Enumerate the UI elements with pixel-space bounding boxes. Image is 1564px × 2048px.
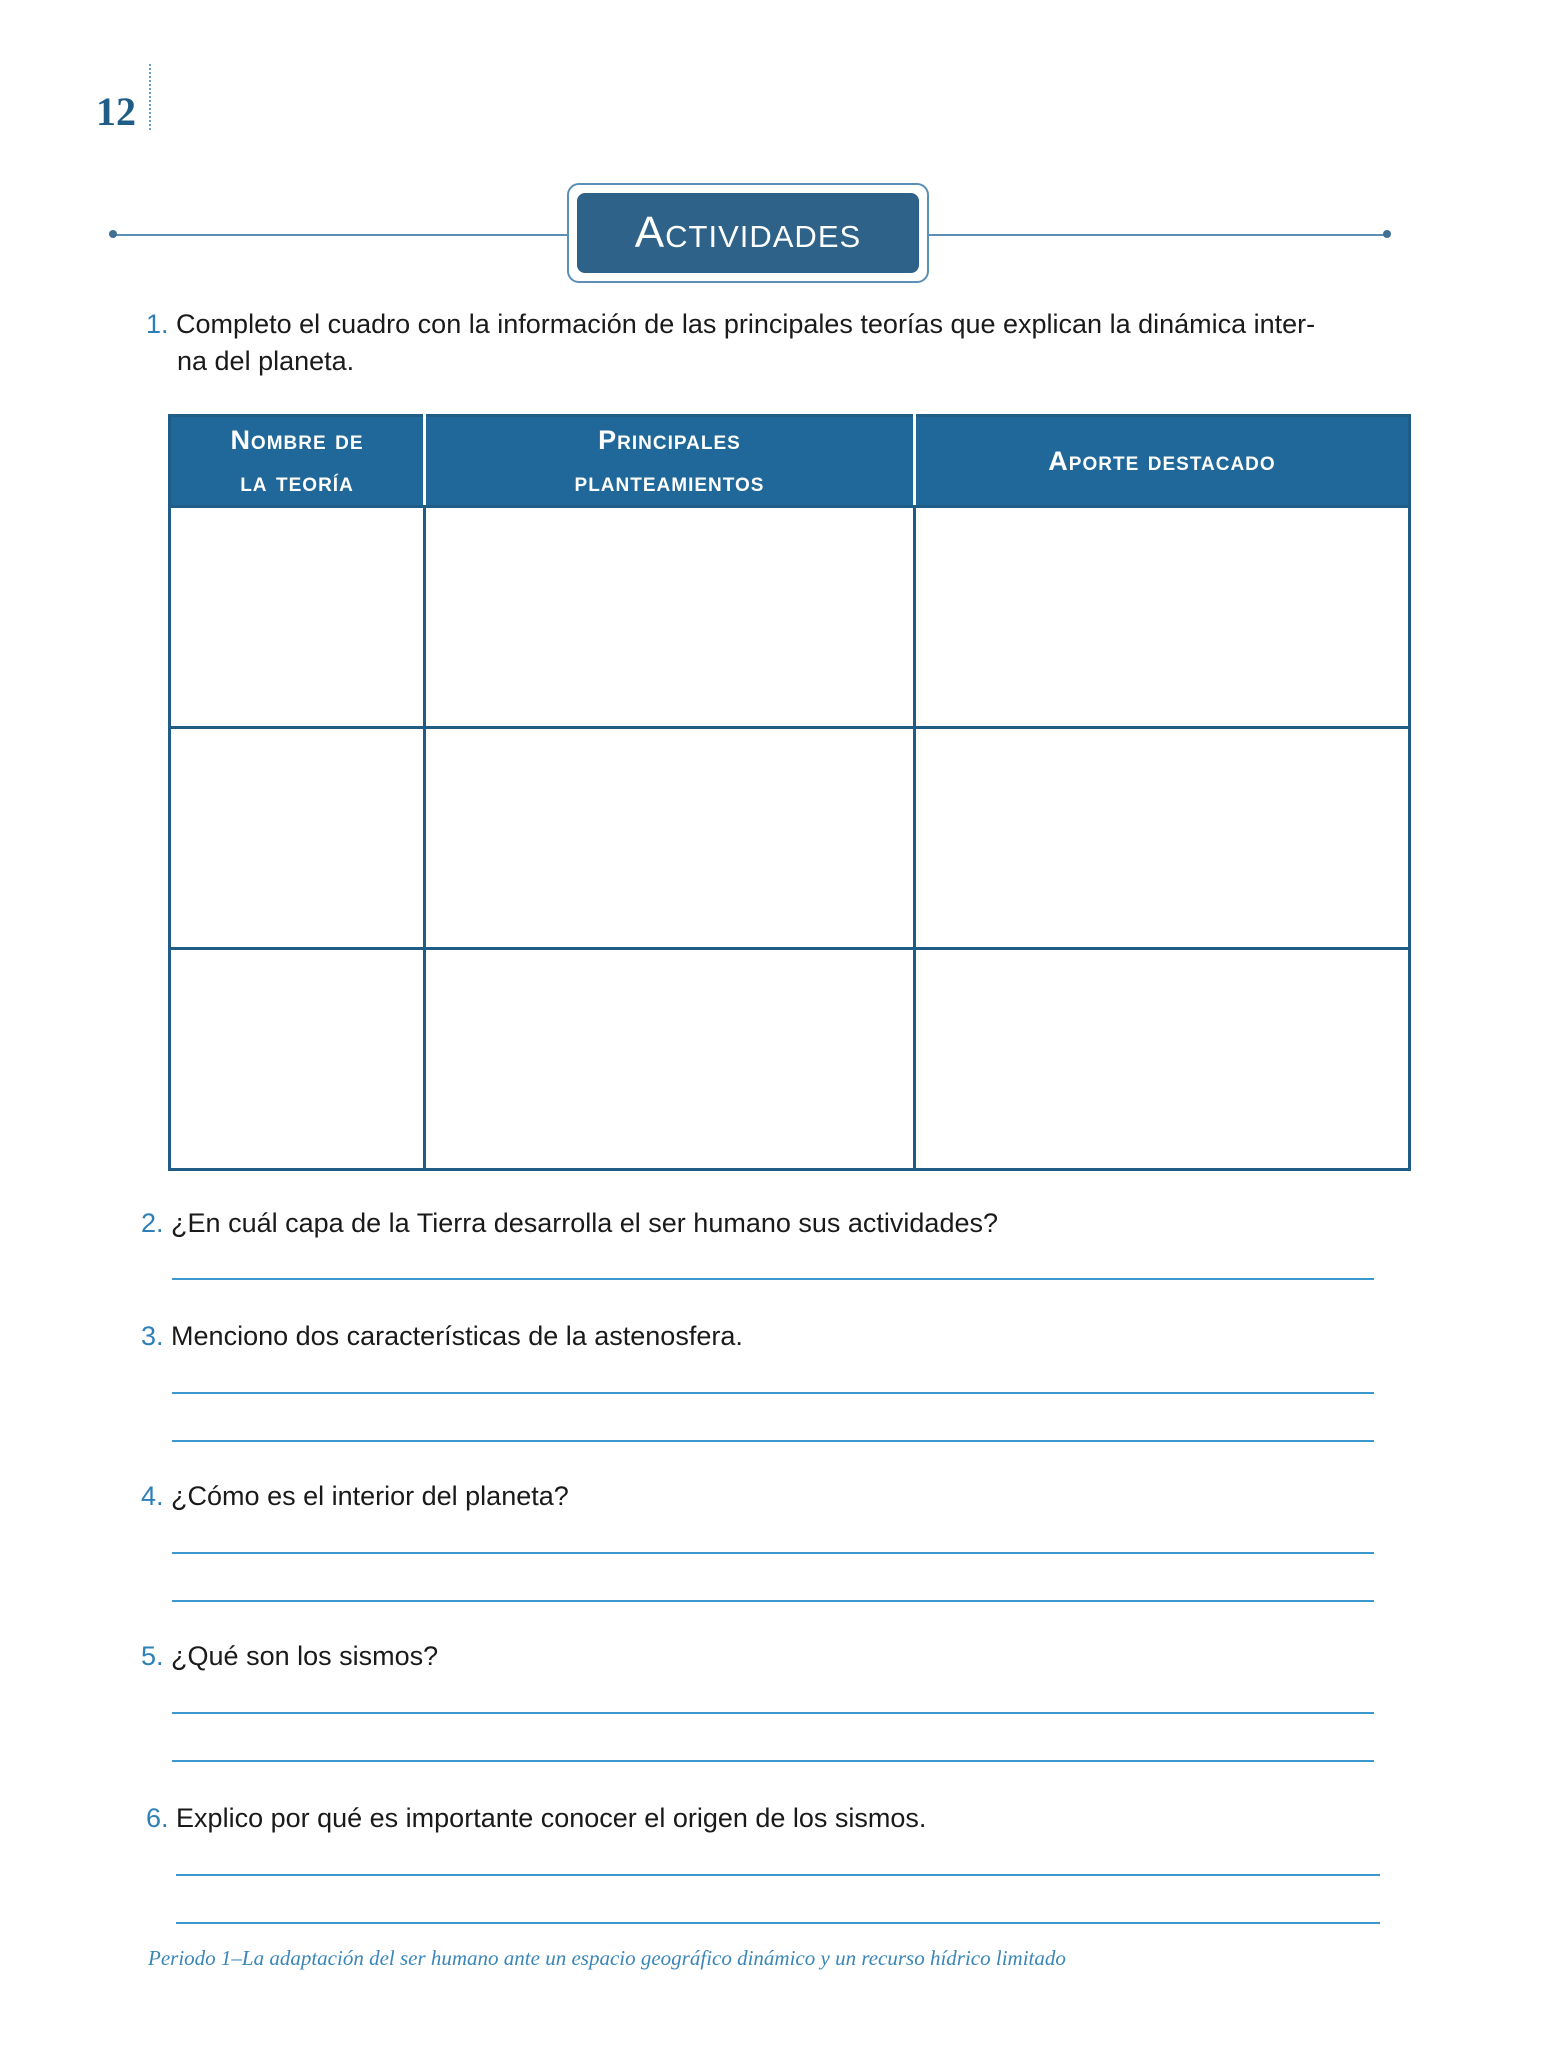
question-text: Menciono dos características de la astenosfera. xyxy=(171,1321,743,1351)
answer-line[interactable] xyxy=(176,1874,1380,1876)
table-row xyxy=(170,507,1410,728)
question-5 xyxy=(141,1638,438,1675)
question-text: ¿Qué son los sismos? xyxy=(171,1641,439,1671)
table-cell[interactable] xyxy=(170,507,425,728)
table-header-row xyxy=(170,416,1410,507)
question-text: ¿Cómo es el interior del planeta? xyxy=(171,1481,569,1511)
answer-line[interactable] xyxy=(172,1712,1374,1714)
answer-line[interactable] xyxy=(172,1552,1374,1554)
answer-line[interactable] xyxy=(172,1600,1374,1602)
question-text: Explico por qué es importante conocer el origen de los sismos. xyxy=(176,1803,927,1833)
rule-end-dot-left xyxy=(109,230,117,238)
table-cell[interactable] xyxy=(915,728,1410,949)
question-text: Completo el cuadro con la información de las principales teorías que explican la dinámica inter- xyxy=(176,309,1316,339)
section-banner xyxy=(567,183,929,283)
question-number: 5. xyxy=(141,1641,164,1671)
answer-line[interactable] xyxy=(172,1392,1374,1394)
answer-line[interactable] xyxy=(176,1922,1380,1924)
table-cell[interactable] xyxy=(425,507,915,728)
table-row xyxy=(170,949,1410,1170)
page-number: 12 xyxy=(96,89,136,134)
table-row xyxy=(170,728,1410,949)
question-6 xyxy=(146,1800,926,1837)
table-cell[interactable] xyxy=(425,949,915,1170)
question-text-continuation: na del planeta. xyxy=(177,346,355,376)
question-2 xyxy=(141,1205,998,1242)
table-cell[interactable] xyxy=(425,728,915,949)
question-text: ¿En cuál capa de la Tierra desarrolla el ser humano sus actividades? xyxy=(171,1208,998,1238)
question-number: 6. xyxy=(146,1803,169,1833)
header-nombre-teoria: Nombre de la teoría xyxy=(170,416,425,507)
page-footer: Periodo 1–La adaptación del ser humano ante un espacio geográfico dinámico y un recurso hídrico limitado xyxy=(148,1946,1066,1970)
answer-line[interactable] xyxy=(172,1760,1374,1762)
page-number-divider xyxy=(149,64,151,130)
question-1 xyxy=(146,306,1396,380)
table-cell[interactable] xyxy=(170,728,425,949)
question-4 xyxy=(141,1478,569,1515)
header-principales-planteamientos: Principales planteamientos xyxy=(425,416,915,507)
question-3 xyxy=(141,1318,743,1355)
question-number: 4. xyxy=(141,1481,164,1511)
table-cell[interactable] xyxy=(170,949,425,1170)
rule-end-dot-right xyxy=(1383,230,1391,238)
table-cell[interactable] xyxy=(915,949,1410,1170)
section-title: Actividades xyxy=(577,193,919,273)
answer-line[interactable] xyxy=(172,1278,1374,1280)
header-aporte-destacado: Aporte destacado xyxy=(915,416,1410,507)
answer-line[interactable] xyxy=(172,1440,1374,1442)
question-number: 3. xyxy=(141,1321,164,1351)
theories-table xyxy=(168,414,1411,1171)
question-number: 2. xyxy=(141,1208,164,1238)
question-number: 1. xyxy=(146,309,169,339)
table-cell[interactable] xyxy=(915,507,1410,728)
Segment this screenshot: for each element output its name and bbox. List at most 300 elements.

Written instruction: Return the lines of the material from the line with "question-text: Menciono dos" to the line with "question-text: ¿Cómo es", both included, copied character for character.

Result below:
question-text: Menciono dos características de la astenosfera. xyxy=(171,1321,743,1351)
answer-line[interactable] xyxy=(176,1874,1380,1876)
table-row xyxy=(170,507,1410,728)
question-5 xyxy=(141,1638,438,1675)
question-text: ¿Qué son los sismos? xyxy=(171,1641,439,1671)
table-cell[interactable] xyxy=(170,507,425,728)
table-header-row xyxy=(170,416,1410,507)
question-text: ¿Cómo es el interior del planeta? xyxy=(171,1481,569,1511)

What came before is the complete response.